● **AIM OF THE TASK**: In the article about Cesária Évora, at what age did the success of Miss Perfumado bring her fame and fortune?

● **TEXT PASSAGE**:
_ _ _ _ _ _ _

Garth Cartwright 

‘We must keep her name alive’: Cesária Évora, the captivating Cape Verdean who went from restaurant singer to global star

After a lifetime of poverty, Évora found huge success aged 51 with 1992 album Miss Perfumado. As Cape Verdean singers celebrate her morna ballads on stage, those who knew her recall her power, pride and constant smoking
  
  

Cesária Évora in 1999.
‘Why should I be surprised that people like my singing?’ … Cesária Évora in 1999. Photograph: Sipa/Shutterstock

Cape Verde, an archipelago nearly 400 miles off the coast of Senegal, is home to around 800,000 people: about the same population as Leicester, and for decades the country’s music was very little known beyond its borders. Then, in 1992, Cape Verdean singer Cesária Évora released her album Miss Perfumado.

The album became a crossover hit across Europe, selling 500,000 copies in France alone, while in the US, Évora became the biggest selling African artist of the 20th century. Miss Perfumado showcased Évora’s sublime voice – smoky, weary, bruised yet seductive – singing Cape Verdean mornas: mournful ballads sung in the Kriolu language which blends old Portuguese with west African languages, with backings that have the same cross-cultural mix. A concert at London’s Barbican next month will celebrate Évora’s legacy with morna performed by rising Cape Verdean singers (Ceuzany, Elida Almeida, Lucibela, Teófilo Chantre) and Mayra Andrade, a celebrated vocalist who was mentored by her. “These concerts honouring her are important,” Andrade says. “She put Cape Verde on the map and we Cape Verdeans are determined to keep her name and music alive.”

The success of Miss Perfumado won Évora fame and fortune aged 51, after a lifetime shadowed by poverty. Raised in Mindelo, a port city on the island of São Vicente, her widowed mother was unable to feed her children and at 10, Évora was placed in an orphanage. Her music career started out with performances in bars in her early teens.

Recordings she made in the 1960s were released in the Netherlands, where there is a substantial Cape Verdean community, but were not successful, and Évora retired from singing in 1975, living with her mother and struggling with alcoholism and depression. But she felt strong enough to return to performing in 1985 and morna singer Bana (AKA Adriano Gonçalves) brought her to Lisbon to sing in his restaurant and began recording her, selling cassettes to the local Cape Verdean community.

Here, in 1987, José da Silva – a Paris-based Cape Verdean musician whose day job was working for France’s SNCF railways – witnessed Évora sing to diners at the restaurant. Impressed, he founded the Lusafrica label specifically for her. On her first two albums Évora sang over pop arrangements and attracted little attention, but for 1991’s Mar Azul (Blue Sea), Évora insisted on singing backed by a small acoustic combo, as she did in Cape Verde. Mar Azul’s sparse, melancholy beauty won Évora a new audience; a year later Miss Perfumado made her a star.

_ _ _ _ _ _ _

● **RECORDED DATA**:
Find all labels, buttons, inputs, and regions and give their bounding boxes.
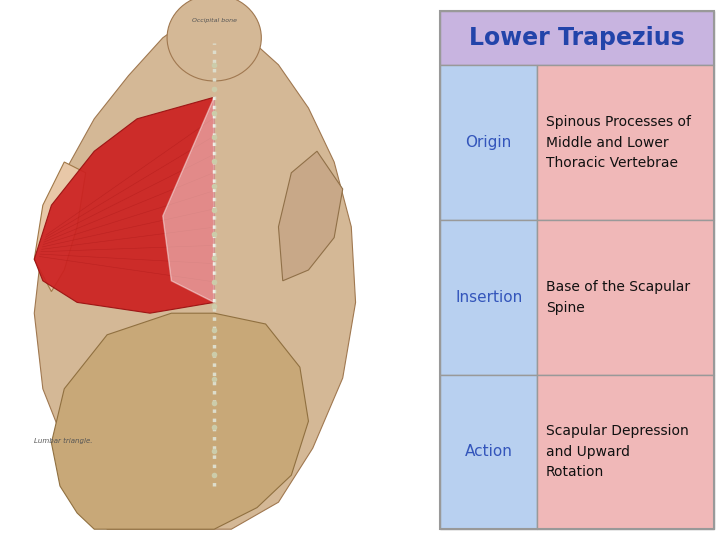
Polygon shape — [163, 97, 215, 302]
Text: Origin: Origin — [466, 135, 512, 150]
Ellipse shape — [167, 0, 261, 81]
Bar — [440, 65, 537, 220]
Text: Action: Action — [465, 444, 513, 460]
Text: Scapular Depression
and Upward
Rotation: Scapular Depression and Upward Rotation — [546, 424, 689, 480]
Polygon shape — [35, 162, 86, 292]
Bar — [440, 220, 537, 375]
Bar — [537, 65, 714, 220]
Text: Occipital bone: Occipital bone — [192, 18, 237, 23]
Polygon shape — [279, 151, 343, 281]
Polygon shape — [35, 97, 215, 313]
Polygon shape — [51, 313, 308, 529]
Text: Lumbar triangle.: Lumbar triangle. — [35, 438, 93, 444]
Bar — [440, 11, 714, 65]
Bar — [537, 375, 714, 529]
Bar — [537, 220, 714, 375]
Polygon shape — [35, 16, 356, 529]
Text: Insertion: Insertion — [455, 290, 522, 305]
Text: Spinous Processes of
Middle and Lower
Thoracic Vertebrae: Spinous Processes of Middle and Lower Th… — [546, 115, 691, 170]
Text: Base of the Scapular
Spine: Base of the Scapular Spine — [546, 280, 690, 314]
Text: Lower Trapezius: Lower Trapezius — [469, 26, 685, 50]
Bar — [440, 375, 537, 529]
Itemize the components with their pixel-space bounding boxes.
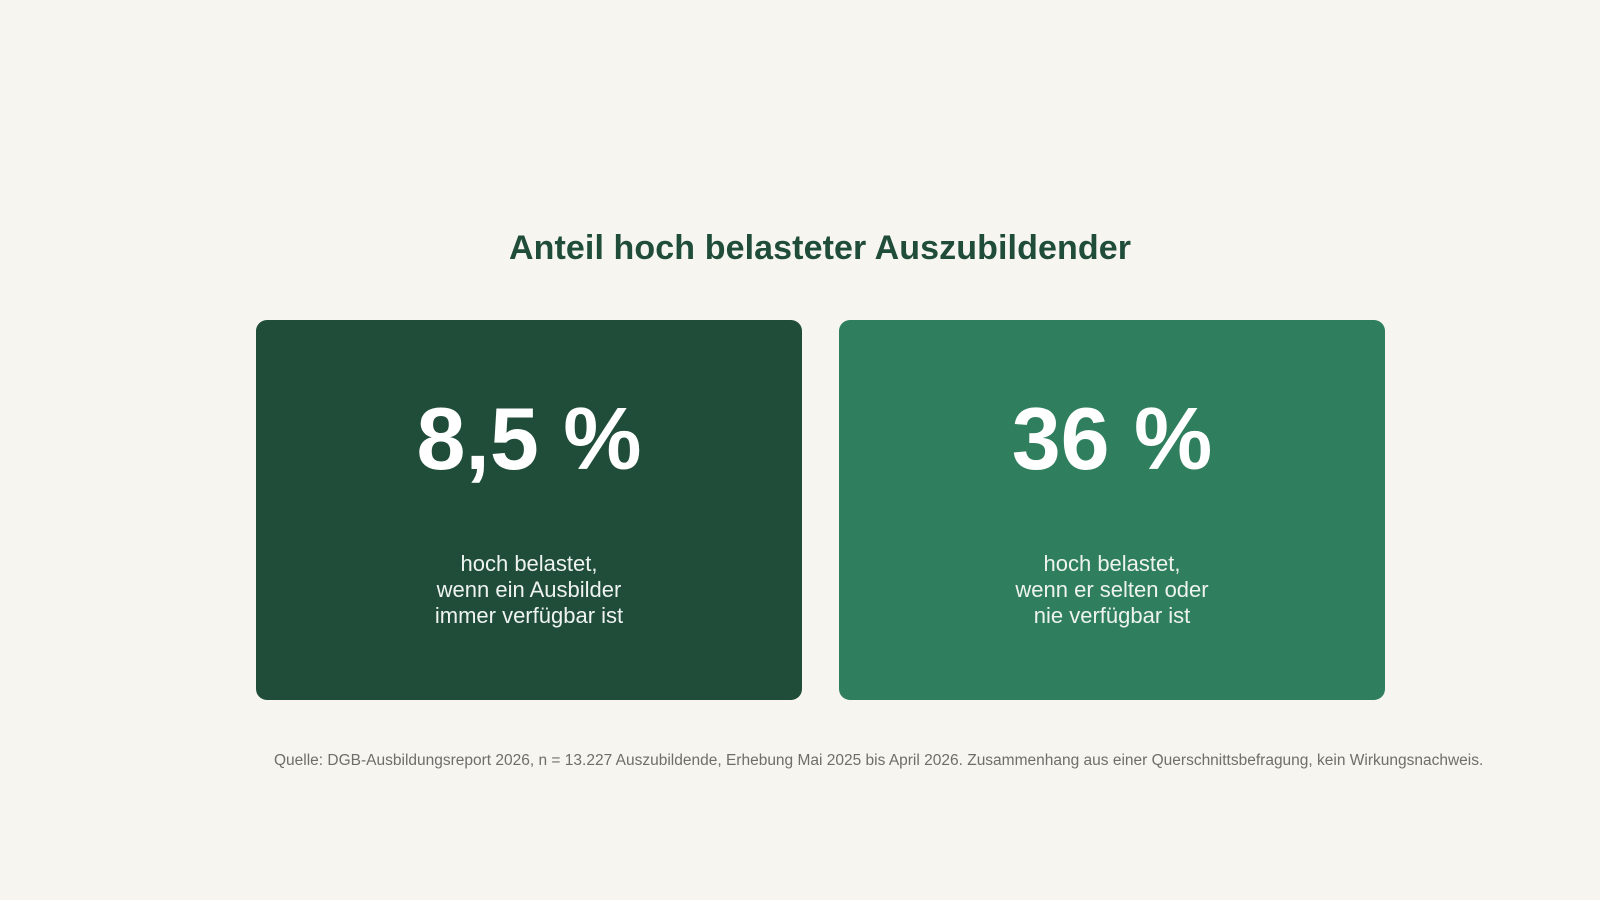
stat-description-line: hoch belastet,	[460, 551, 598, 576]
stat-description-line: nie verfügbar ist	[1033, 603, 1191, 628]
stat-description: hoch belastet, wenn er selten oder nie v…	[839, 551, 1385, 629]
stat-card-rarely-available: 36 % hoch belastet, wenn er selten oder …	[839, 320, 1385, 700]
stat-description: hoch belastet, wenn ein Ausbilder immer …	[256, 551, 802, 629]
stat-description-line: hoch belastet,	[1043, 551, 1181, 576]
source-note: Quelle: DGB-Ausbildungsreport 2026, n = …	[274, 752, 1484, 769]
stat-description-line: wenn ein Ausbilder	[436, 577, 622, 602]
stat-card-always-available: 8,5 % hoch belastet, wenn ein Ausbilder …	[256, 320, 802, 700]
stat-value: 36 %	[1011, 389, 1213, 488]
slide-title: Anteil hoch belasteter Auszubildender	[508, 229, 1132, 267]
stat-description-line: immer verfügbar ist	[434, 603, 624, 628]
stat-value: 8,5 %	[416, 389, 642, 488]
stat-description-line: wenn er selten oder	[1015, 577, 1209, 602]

_ _ _ _ _ _ _

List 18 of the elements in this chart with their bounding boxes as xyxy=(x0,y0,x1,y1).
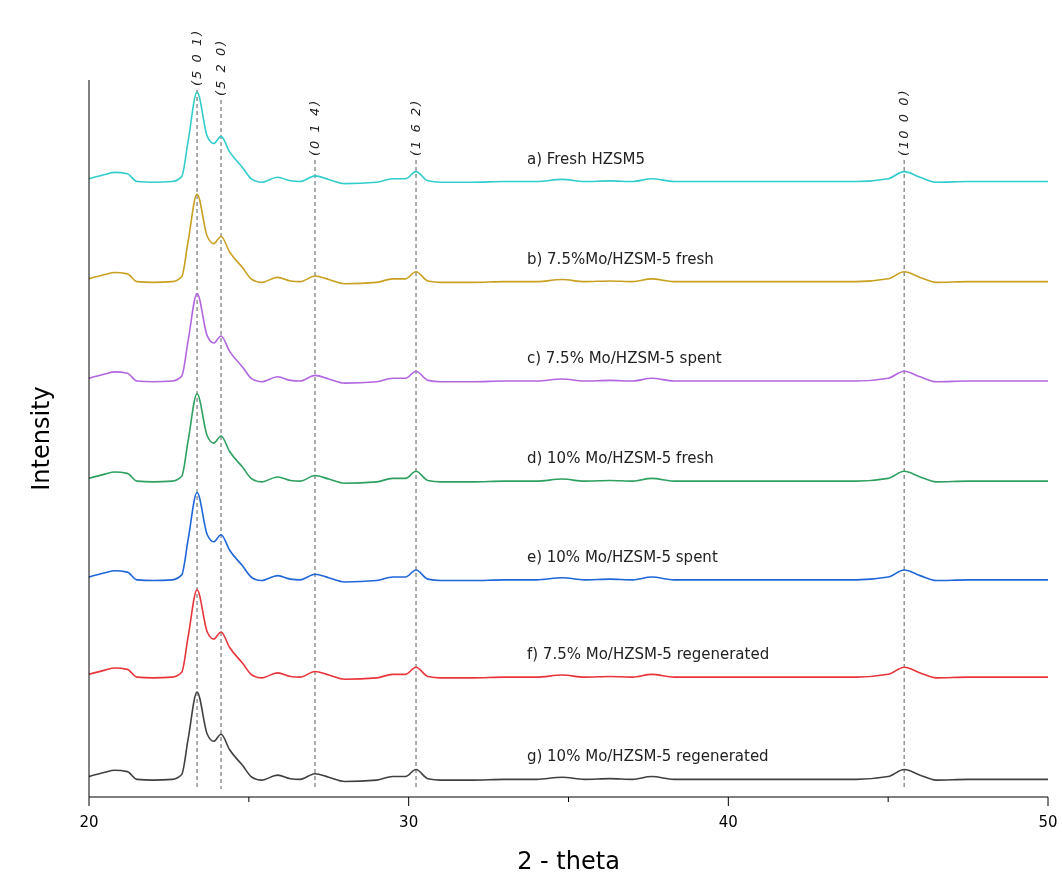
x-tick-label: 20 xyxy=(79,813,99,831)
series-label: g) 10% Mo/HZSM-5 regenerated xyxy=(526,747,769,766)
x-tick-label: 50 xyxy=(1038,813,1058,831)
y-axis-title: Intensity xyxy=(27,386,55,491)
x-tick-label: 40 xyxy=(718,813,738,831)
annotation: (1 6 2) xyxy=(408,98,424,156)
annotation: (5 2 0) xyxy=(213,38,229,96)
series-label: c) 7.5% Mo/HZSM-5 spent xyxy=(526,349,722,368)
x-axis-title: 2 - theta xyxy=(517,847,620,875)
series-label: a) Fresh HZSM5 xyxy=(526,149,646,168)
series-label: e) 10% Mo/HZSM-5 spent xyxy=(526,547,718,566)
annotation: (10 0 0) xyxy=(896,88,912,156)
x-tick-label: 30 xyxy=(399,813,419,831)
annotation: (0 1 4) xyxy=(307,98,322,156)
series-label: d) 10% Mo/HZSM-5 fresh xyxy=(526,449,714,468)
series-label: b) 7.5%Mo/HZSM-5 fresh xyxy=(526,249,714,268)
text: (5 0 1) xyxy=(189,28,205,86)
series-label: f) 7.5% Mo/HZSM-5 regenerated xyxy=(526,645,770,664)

_ _ _ _ _ _ _

● **PROBLEM SOLUTION**: She was 51.